__WORK TO COMPLETE__: The records below are to be repeated in full, exactly as they are.

** start SUPPLIED DATA **

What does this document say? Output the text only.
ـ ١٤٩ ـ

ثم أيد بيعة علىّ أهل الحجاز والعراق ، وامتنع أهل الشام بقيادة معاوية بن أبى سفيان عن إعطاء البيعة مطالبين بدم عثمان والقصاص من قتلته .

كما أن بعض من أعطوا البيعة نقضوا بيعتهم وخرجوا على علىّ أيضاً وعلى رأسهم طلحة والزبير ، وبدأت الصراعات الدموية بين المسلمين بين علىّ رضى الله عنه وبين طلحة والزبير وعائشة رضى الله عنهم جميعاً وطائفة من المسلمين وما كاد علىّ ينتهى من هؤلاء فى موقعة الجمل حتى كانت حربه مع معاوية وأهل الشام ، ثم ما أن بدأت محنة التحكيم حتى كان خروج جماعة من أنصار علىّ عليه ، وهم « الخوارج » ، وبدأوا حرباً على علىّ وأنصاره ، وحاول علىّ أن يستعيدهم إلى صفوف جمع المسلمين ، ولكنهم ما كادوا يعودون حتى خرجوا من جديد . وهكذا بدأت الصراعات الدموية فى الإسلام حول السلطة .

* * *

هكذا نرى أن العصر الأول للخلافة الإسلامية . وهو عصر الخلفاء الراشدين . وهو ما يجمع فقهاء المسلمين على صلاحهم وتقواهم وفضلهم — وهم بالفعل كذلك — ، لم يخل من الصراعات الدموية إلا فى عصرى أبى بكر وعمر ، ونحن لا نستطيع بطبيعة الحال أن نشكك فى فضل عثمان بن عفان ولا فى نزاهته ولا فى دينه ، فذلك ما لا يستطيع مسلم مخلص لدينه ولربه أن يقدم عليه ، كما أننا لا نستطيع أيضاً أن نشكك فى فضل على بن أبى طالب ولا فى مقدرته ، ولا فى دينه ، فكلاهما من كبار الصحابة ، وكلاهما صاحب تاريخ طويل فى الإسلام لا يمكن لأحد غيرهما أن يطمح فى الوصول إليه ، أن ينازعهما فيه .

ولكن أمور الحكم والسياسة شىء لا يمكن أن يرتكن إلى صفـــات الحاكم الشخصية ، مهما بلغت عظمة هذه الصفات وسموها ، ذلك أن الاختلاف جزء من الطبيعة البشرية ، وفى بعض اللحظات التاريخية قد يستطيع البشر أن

** end SUPPLIED DATA **

__RESULT BELOW__:
What does this document say? Output the text only.
ـ ١٤٩ ـ

ثم أيد بيعة علىّ أهل الحجاز والعراق ، وامتنع أهل الشام بقيادة معاوية بن أبى سفيان عن إعطاء البيعة مطالبين بدم عثمان والقصاص من قتلته .

كما أن بعض من أعطوا البيعة نقضوا بيعتهم وخرجوا على علىّ أيضاً وعلى رأسهم طلحة والزبير ، وبدأت الصراعات الدموية بين المسلمين بين علىّ رضى الله عنه وبين طلحة والزبير وعائشة رضى الله عنهم جميعاً وطائفة من المسلمين وما كاد علىّ ينتهى من هؤلاء فى موقعة الجمل حتى كانت حربه مع معاوية وأهل الشام ، ثم ما أن بدأت محنة التحكيم حتى كان خروج جماعة من أنصار علىّ عليه ، وهم « الخوارج » ، وبدأوا حرباً على علىّ وأنصاره ، وحاول علىّ أن يستعيدهم إلى صفوف جمع المسلمين ، ولكنهم ما كادوا يعودون حتى خرجوا من جديد . وهكذا بدأت الصراعات الدموية فى الإسلام حول السلطة .

* * *

هكذا نرى أن العصر الأول للخلافة الإسلامية . وهو عصر الخلفاء الراشدين . وهو ما يجمع فقهاء المسلمين على صلاحهم وتقواهم وفضلهم — وهم بالفعل كذلك — ، لم يخل من الصراعات الدموية إلا فى عصرى أبى بكر وعمر ، ونحن لا نستطيع بطبيعة الحال أن نشكك فى فضل عثمان بن عفان ولا فى نزاهته ولا فى دينه ، فذلك ما لا يستطيع مسلم مخلص لدينه ولربه أن يقدم عليه ، كما أننا لا نستطيع أيضاً أن نشكك فى فضل على بن أبى طالب ولا فى مقدرته ، ولا فى دينه ، فكلاهما من كبار الصحابة ، وكلاهما صاحب تاريخ طويل فى الإسلام لا يمكن لأحد غيرهما أن يطمح فى الوصول إليه ، أن ينازعهما فيه .

ولكن أمور الحكم والسياسة شىء لا يمكن أن يرتكن إلى صفـــات الحاكم الشخصية ، مهما بلغت عظمة هذه الصفات وسموها ، ذلك أن الاختلاف جزء من الطبيعة البشرية ، وفى بعض اللحظات التاريخية قد يستطيع البشر أن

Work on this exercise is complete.